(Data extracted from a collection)
▼▼▼

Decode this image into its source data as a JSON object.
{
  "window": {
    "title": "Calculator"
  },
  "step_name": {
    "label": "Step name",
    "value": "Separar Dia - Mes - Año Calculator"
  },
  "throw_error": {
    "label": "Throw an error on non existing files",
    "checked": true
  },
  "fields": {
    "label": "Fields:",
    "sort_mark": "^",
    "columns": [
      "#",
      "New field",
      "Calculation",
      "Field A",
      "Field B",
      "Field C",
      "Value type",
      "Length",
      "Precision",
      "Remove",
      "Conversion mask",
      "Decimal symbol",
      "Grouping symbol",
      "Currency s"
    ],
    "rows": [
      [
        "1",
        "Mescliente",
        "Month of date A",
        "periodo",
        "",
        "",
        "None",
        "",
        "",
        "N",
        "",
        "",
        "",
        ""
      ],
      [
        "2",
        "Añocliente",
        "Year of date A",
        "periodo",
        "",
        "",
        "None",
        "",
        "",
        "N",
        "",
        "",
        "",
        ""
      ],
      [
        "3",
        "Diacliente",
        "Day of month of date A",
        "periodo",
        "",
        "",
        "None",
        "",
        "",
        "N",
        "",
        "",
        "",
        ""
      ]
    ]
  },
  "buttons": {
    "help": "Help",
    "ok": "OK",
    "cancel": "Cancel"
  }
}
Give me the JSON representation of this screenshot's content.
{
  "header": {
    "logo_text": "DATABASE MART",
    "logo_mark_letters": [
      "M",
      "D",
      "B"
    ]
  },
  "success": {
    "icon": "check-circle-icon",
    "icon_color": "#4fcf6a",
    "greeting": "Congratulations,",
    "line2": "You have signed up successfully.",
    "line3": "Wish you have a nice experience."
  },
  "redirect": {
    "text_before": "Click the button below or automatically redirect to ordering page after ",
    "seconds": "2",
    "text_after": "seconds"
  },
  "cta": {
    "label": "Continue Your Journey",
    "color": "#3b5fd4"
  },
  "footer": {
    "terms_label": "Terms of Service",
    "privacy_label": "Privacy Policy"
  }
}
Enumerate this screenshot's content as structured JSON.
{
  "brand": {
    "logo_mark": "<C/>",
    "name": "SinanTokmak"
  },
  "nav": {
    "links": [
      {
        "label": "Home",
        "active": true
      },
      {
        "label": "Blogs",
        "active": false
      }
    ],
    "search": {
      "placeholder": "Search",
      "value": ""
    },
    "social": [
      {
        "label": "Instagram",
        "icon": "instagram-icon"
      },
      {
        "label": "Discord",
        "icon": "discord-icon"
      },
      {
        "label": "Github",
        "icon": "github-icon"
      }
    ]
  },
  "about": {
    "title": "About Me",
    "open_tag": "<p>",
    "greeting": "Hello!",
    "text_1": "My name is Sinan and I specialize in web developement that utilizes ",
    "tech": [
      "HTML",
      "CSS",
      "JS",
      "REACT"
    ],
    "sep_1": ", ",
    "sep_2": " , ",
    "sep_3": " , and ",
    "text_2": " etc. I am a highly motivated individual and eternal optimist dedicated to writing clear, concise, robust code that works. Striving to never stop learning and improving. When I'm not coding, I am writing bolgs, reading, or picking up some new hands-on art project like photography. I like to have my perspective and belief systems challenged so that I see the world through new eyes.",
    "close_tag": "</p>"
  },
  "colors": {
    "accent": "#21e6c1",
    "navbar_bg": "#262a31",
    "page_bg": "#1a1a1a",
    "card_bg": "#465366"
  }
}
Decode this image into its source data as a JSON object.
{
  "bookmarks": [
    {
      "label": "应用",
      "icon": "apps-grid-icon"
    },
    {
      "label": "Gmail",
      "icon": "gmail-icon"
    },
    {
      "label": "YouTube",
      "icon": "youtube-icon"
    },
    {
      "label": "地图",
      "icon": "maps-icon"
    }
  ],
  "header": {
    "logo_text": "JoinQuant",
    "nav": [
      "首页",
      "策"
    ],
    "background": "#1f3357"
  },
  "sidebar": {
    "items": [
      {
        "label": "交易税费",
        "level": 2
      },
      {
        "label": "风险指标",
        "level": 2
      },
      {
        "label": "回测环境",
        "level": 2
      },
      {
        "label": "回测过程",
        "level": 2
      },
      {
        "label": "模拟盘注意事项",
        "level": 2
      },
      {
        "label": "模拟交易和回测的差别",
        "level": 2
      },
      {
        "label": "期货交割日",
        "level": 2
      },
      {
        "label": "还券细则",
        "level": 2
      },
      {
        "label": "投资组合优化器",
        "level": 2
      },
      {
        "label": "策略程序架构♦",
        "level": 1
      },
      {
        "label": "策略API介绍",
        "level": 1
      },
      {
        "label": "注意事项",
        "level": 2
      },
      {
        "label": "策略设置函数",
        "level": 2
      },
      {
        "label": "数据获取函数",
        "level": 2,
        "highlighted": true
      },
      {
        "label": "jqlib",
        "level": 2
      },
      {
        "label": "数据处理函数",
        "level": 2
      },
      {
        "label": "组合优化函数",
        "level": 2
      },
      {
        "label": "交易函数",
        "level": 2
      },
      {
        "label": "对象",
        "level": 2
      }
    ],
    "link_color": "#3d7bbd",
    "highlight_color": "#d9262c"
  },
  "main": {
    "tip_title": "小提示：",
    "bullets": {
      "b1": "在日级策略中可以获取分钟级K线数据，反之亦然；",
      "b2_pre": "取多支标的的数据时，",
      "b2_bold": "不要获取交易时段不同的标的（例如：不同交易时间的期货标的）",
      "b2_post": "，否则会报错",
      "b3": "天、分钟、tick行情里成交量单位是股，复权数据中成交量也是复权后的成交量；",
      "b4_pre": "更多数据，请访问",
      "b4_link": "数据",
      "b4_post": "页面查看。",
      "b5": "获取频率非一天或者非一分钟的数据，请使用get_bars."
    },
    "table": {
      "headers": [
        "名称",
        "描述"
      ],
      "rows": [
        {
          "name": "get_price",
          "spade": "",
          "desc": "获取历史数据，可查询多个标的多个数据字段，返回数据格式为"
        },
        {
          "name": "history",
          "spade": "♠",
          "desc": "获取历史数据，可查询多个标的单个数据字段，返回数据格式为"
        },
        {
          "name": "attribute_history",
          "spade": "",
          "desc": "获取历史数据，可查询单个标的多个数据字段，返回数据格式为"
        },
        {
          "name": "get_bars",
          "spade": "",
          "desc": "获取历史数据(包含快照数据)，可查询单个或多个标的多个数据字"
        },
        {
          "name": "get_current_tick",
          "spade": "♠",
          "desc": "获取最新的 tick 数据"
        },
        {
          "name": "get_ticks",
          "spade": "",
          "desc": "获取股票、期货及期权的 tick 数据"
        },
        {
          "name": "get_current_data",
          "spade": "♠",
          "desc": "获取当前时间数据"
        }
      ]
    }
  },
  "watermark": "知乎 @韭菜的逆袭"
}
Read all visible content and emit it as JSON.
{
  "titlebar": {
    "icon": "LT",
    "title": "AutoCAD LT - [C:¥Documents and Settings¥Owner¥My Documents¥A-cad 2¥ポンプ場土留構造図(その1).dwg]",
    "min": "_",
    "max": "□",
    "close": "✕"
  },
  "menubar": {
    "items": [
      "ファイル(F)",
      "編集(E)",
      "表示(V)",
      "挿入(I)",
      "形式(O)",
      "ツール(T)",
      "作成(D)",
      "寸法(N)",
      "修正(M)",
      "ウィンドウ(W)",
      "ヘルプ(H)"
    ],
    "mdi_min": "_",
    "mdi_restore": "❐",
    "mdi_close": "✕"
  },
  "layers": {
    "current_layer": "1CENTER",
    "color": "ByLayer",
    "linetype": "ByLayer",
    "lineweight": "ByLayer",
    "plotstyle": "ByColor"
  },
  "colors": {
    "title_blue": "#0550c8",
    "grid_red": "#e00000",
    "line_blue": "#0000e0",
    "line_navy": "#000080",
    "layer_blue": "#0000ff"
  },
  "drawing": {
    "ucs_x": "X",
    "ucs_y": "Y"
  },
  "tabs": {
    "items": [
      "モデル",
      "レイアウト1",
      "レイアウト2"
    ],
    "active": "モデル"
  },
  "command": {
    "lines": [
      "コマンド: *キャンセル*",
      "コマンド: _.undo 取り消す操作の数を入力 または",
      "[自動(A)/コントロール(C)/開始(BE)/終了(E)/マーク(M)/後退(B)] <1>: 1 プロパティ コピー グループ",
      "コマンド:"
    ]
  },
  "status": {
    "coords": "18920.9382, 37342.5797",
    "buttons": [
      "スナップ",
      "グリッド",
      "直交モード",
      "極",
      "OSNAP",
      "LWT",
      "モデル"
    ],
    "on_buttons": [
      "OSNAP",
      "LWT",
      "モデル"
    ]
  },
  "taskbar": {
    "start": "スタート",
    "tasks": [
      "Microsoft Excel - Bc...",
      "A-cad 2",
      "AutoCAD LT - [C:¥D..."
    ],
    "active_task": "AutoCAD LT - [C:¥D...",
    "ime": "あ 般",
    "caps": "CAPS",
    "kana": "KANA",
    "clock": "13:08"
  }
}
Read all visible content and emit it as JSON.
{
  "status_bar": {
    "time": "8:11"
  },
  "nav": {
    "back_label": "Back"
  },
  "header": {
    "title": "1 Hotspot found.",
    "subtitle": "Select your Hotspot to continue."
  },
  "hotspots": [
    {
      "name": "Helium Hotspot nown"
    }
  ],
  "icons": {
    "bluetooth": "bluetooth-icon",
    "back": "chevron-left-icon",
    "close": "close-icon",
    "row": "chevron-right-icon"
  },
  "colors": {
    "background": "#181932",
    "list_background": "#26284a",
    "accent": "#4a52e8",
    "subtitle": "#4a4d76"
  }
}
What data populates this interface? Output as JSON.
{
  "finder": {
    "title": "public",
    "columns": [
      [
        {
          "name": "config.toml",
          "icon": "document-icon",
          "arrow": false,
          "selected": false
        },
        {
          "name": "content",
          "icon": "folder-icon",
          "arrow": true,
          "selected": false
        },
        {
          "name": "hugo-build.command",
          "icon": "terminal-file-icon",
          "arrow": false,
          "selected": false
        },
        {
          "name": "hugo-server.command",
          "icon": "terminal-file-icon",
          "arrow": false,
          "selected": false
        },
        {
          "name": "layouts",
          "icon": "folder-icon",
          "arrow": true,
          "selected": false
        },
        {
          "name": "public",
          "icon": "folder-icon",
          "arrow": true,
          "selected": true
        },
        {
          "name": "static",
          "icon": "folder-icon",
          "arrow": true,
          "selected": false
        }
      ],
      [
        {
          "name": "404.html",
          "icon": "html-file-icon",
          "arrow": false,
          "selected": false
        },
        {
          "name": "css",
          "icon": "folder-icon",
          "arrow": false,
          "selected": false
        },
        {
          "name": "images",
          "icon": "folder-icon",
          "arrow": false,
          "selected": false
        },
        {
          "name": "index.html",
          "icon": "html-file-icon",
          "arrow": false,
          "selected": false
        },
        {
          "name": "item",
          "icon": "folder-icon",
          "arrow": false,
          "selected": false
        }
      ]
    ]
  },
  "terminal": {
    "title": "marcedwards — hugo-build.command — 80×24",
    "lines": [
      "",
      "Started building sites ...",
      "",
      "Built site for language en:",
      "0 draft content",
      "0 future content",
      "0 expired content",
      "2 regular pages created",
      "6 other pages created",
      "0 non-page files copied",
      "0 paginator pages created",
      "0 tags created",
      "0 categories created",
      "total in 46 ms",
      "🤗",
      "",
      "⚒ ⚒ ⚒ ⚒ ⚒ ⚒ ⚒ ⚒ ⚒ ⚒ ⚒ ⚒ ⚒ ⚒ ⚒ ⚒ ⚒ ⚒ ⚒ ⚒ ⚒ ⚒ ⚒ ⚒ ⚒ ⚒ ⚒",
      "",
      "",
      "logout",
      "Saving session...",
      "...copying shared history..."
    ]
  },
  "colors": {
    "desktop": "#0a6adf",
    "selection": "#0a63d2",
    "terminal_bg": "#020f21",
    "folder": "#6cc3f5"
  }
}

▲▲▲

Give only the number of lines in the data that include the string "chevron".

2